** Source document **
'''
7. Standing on the shoulders of giants.
Microsoft and Amazon have invested billions in their data centres and cloud platforms to develop best of breed services that your applications can leverage. They are improving these services, and the SLA’s that back them up, and building more of them all the time. Even die-hard infrastructure companies are now pivoting to base their service offering atop cloud platforms such as Azure and AWS.

Ok, give me an example

We have recently worked with Suffolk Libraries to develop a low priced self-service kiosk system. Unlike the more ‘star-wars’ boxes that are expensive and have substantial support and maintenance charges, Suffolk Libraries wanted a budget system that could run on consumer hardware. Libraries, like all publicly funded services, are under tremendous pressure to save money and are having budgets slashed year on year, so managing costs was very important.

While the project needed to be lean in terms of price, it still needed to shine, offering library users a significantly better user experience than the legacy system it was replacing; we needed to take a holistic approach. The solution consisted of the following:

  • Tablet/kiosks enclosures
  • Off-the-shelf USB barcode scanners
  • Internet-enabled receipt printers
  • Low-cost consumer tablets
  • A bespoke progressive web app for the kiosk software
  • A serverless backend using AWS Lambda, S3 and NAT Gateway

Each action that the kiosk has to perform, to borrow or return items, is handled by a small piece of code. The code is hosted and runs as a function on AWS Lambda. Much of this code handles business logic and communicates over the AWS NAT Gateway to the library management system (LMS). Resources for the app are stored in S3 and, although it is essentially a hosted web application, the entire system is able to work offline by making use of the latest advances in progressive web technology.

There are two very important things to note:

We only pay for what we use, right down to the individual CPU cycles it takes to run one of those Lambda functions; each borrow or return incurs a tiny, tiny cost, but we do not pay for any always-on virtual machines or physical infrastructure. As such, there is also no cost required to maintain and patch them.

All services are fully elastic. We do not need to define scaling rules. We do not need to plan for more infrastructure. AWS takes care of it all; it does whatever it needs to do to ensure we always have enough capacity to handle the load. This means that we can scale the rollout to a huge number of libraries without having to worry about supporting infrastructure changes. What’s more, we can do this while continuing to keep the costs low, only paying for what we actually use.

For Suffolk Libraries, this has meant we can be confident in ensuring future capacity while at the same time being able to offer a managed service that is very competitively priced. Today the self-service kiosk is being successfully used in more than forty libraries across the county and Suffolk Libraries have plans to take it even further.
'''
** Record extracts **
'''
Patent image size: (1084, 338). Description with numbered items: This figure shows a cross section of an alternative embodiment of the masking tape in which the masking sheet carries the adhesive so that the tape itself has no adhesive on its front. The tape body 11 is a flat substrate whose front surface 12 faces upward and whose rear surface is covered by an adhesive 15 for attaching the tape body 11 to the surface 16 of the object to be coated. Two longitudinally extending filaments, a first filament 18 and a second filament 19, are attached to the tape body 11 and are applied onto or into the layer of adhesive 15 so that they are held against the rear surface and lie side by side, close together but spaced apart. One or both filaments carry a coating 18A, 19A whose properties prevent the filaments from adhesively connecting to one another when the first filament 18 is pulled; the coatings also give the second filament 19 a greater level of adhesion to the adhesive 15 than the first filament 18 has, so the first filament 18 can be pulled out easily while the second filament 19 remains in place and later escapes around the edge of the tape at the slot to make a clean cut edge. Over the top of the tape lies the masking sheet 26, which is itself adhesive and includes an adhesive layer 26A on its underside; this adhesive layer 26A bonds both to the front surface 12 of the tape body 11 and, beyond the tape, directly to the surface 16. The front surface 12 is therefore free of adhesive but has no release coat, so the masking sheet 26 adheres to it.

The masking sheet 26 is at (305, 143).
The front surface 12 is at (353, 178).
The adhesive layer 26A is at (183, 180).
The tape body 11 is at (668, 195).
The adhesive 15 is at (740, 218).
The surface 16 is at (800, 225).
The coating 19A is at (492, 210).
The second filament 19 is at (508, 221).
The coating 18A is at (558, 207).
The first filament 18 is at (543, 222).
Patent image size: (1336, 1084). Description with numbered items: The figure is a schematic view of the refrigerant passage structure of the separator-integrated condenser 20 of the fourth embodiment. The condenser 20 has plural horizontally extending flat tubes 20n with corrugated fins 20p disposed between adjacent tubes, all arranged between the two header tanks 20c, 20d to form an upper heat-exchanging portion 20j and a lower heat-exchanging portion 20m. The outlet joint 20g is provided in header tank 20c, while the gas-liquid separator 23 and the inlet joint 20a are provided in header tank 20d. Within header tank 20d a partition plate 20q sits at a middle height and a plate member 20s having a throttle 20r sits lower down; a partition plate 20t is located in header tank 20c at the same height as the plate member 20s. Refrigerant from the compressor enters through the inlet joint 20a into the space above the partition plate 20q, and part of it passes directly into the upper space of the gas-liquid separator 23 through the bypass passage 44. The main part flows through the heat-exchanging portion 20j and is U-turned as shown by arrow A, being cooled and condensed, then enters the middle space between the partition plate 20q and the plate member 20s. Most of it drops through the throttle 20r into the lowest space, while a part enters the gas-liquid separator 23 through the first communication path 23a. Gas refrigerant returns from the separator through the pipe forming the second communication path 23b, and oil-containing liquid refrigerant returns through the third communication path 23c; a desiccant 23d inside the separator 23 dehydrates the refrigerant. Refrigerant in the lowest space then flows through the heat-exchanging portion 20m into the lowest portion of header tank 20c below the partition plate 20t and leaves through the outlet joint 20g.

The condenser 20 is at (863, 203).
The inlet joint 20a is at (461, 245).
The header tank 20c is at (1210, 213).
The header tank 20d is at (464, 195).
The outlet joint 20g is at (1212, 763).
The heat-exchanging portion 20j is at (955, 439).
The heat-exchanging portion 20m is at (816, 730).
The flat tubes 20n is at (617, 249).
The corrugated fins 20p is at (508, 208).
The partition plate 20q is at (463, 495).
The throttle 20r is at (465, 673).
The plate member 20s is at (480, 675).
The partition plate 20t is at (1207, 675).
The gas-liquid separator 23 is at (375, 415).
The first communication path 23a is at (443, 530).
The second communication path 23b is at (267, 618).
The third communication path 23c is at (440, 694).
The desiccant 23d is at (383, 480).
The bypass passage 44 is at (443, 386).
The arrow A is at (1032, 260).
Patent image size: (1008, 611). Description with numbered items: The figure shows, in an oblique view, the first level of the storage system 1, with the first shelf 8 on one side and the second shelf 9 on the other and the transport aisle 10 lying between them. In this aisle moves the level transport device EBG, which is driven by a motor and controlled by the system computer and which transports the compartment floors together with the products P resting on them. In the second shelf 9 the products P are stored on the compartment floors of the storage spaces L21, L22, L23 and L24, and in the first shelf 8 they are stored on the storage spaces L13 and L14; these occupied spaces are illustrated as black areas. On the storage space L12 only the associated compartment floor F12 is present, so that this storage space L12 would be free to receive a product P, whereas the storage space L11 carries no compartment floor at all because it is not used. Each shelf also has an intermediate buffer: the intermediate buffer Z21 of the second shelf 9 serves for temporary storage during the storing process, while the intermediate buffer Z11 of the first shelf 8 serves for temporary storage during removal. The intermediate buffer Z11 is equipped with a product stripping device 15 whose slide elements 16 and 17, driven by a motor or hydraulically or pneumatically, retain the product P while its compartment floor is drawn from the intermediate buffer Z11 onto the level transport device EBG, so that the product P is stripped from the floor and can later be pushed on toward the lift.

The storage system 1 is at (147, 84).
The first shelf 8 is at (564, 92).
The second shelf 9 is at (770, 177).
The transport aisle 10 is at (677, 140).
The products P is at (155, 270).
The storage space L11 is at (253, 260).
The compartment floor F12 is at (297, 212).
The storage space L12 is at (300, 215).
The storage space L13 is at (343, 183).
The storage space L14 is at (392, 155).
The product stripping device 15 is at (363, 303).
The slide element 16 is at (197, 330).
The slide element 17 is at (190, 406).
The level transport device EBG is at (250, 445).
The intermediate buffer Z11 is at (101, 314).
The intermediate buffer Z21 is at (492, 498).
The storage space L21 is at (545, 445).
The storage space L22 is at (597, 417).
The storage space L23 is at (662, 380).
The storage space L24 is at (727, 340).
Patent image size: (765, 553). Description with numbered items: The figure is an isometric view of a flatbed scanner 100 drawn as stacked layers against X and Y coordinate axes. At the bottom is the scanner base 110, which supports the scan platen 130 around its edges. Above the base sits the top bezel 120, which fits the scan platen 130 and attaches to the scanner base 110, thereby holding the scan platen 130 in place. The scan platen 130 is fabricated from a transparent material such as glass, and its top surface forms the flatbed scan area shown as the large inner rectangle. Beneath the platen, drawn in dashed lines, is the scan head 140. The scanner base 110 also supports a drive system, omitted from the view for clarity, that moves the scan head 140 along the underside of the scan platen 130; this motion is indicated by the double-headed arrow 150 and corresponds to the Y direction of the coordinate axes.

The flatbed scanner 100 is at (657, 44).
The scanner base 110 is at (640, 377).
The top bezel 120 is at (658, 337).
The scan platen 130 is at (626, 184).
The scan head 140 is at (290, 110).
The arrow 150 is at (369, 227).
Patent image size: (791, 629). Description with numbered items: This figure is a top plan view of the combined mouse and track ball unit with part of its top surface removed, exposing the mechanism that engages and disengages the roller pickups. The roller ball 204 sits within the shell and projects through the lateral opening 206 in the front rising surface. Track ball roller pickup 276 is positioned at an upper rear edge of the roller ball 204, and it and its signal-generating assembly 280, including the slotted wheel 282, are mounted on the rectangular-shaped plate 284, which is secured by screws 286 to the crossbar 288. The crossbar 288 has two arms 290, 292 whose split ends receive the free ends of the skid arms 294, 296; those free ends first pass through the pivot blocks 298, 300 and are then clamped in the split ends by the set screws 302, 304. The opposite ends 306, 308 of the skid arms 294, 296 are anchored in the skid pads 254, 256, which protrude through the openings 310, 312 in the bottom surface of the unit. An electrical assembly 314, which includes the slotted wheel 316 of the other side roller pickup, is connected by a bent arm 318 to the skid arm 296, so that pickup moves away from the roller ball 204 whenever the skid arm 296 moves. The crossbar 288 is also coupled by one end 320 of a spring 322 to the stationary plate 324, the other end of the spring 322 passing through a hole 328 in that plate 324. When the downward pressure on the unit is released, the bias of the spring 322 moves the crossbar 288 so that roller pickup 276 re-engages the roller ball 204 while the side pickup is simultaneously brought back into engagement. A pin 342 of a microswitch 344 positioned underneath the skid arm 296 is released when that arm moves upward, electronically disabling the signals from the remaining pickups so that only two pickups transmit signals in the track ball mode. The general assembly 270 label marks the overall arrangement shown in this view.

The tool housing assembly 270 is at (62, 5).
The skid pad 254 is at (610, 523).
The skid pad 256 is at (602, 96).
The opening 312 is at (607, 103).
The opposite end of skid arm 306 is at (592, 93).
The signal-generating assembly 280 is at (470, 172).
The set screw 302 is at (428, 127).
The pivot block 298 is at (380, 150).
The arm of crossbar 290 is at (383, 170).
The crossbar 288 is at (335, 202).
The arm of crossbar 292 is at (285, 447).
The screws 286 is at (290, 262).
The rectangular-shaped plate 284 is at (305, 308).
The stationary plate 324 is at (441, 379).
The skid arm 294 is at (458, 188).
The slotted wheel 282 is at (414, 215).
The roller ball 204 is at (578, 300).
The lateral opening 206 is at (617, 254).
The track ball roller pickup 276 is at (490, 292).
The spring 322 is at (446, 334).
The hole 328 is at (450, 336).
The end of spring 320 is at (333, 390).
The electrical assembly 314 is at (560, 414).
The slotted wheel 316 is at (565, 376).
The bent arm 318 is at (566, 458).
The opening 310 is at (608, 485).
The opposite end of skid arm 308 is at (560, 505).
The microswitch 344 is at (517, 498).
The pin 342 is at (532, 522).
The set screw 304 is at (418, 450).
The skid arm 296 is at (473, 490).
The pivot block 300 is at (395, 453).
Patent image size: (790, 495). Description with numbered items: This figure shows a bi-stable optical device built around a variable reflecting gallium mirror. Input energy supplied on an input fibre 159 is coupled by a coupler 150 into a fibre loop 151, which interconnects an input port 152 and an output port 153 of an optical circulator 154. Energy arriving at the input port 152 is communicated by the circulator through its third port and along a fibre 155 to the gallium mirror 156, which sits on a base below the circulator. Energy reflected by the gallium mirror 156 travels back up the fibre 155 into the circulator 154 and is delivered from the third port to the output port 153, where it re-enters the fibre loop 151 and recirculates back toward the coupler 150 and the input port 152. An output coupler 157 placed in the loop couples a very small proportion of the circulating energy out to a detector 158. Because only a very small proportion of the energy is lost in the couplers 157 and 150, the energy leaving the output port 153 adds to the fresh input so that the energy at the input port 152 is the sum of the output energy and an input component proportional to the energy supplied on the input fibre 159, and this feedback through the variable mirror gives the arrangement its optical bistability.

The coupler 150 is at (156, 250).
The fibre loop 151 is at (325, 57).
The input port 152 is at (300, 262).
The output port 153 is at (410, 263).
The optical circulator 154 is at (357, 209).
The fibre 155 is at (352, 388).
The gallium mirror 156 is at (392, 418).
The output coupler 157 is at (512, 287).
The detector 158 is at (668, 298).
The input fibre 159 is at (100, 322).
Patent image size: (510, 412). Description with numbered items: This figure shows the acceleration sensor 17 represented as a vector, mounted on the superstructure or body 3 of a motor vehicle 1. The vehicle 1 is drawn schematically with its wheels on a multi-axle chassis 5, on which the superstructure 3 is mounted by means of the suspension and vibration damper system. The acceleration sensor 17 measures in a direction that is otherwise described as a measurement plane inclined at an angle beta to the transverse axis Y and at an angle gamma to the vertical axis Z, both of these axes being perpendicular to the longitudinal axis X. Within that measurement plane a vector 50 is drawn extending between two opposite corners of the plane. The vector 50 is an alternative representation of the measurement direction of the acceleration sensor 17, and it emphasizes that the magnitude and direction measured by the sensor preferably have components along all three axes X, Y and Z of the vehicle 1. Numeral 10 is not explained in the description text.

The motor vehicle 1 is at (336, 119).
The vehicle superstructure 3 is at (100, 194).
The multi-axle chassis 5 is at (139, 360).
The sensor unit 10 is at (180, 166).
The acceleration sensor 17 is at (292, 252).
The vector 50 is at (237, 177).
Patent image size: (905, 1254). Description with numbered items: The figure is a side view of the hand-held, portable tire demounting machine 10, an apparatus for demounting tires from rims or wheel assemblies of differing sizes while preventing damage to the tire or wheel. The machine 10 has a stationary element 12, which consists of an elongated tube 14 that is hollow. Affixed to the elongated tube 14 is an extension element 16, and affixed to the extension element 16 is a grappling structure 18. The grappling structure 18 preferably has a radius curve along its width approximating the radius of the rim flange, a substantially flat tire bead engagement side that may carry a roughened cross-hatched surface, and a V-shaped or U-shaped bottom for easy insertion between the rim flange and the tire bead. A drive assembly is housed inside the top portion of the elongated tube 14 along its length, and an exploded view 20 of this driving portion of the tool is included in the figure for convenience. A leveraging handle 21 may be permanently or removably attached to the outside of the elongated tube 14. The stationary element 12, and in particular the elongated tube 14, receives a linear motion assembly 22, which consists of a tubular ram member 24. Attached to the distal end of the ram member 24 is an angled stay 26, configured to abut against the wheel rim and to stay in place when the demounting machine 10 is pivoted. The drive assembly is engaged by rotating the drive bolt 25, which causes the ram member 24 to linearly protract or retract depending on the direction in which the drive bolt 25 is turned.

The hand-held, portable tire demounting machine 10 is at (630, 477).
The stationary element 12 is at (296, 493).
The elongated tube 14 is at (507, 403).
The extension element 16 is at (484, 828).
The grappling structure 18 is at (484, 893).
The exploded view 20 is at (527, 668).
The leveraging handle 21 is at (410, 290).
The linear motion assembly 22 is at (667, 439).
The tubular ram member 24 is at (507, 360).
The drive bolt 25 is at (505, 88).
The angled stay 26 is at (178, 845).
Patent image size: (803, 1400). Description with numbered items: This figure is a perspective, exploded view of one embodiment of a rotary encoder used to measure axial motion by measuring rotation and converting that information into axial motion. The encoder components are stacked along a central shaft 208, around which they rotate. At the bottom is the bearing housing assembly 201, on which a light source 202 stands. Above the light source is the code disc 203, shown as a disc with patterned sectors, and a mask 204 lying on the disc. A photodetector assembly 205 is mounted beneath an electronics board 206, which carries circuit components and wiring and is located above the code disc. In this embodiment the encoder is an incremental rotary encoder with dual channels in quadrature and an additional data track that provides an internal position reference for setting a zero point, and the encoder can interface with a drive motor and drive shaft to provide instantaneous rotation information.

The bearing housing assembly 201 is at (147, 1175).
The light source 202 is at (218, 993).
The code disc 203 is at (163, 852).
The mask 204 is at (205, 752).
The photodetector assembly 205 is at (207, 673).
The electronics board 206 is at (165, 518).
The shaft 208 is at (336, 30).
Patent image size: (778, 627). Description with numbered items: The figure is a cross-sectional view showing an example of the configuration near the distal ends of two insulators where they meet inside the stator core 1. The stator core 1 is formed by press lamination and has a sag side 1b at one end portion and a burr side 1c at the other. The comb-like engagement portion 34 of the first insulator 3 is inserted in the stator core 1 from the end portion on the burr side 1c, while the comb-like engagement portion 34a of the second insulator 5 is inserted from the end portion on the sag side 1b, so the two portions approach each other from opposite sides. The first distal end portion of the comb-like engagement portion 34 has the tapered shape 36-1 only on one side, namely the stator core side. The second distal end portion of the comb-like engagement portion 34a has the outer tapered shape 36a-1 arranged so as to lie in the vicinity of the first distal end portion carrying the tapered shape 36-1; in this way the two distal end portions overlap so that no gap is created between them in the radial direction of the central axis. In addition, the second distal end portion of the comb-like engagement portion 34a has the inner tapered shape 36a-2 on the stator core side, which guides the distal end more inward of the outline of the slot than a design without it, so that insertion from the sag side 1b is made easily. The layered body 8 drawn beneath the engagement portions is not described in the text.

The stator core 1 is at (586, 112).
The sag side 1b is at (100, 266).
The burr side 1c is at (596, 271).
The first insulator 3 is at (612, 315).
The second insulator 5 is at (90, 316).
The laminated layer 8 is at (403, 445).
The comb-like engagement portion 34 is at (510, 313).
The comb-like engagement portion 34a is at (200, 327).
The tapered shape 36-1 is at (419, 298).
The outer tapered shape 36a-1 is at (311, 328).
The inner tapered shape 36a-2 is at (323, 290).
'''
** Task list **
a. List each component that the Suffolk Libraries kiosk text names as part of the solution.
b. Please copy, word for word, everything in the Suffolk Libraries kiosk text from "Ok, give me" down to "was very important.".

** Per-task answers **
a.
- Tablet/kiosks enclosures
- Off-the-shelf USB barcode scanners
- Internet-enabled receipt printers
- Low-cost consumer tablets
- A bespoke progressive web app for the kiosk software
- A serverless backend using AWS Lambda, S3 and NAT Gateway

b.
Ok, give me an example

We have recently worked with Suffolk Libraries to develop a low priced self-service kiosk system. Unlike the more ‘star-wars’ boxes that are expensive and have substantial support and maintenance charges, Suffolk Libraries wanted a budget system that could run on consumer hardware. Libraries, like all publicly funded services, are under tremendous pressure to save money and are having budgets slashed year on year, so managing costs was very important.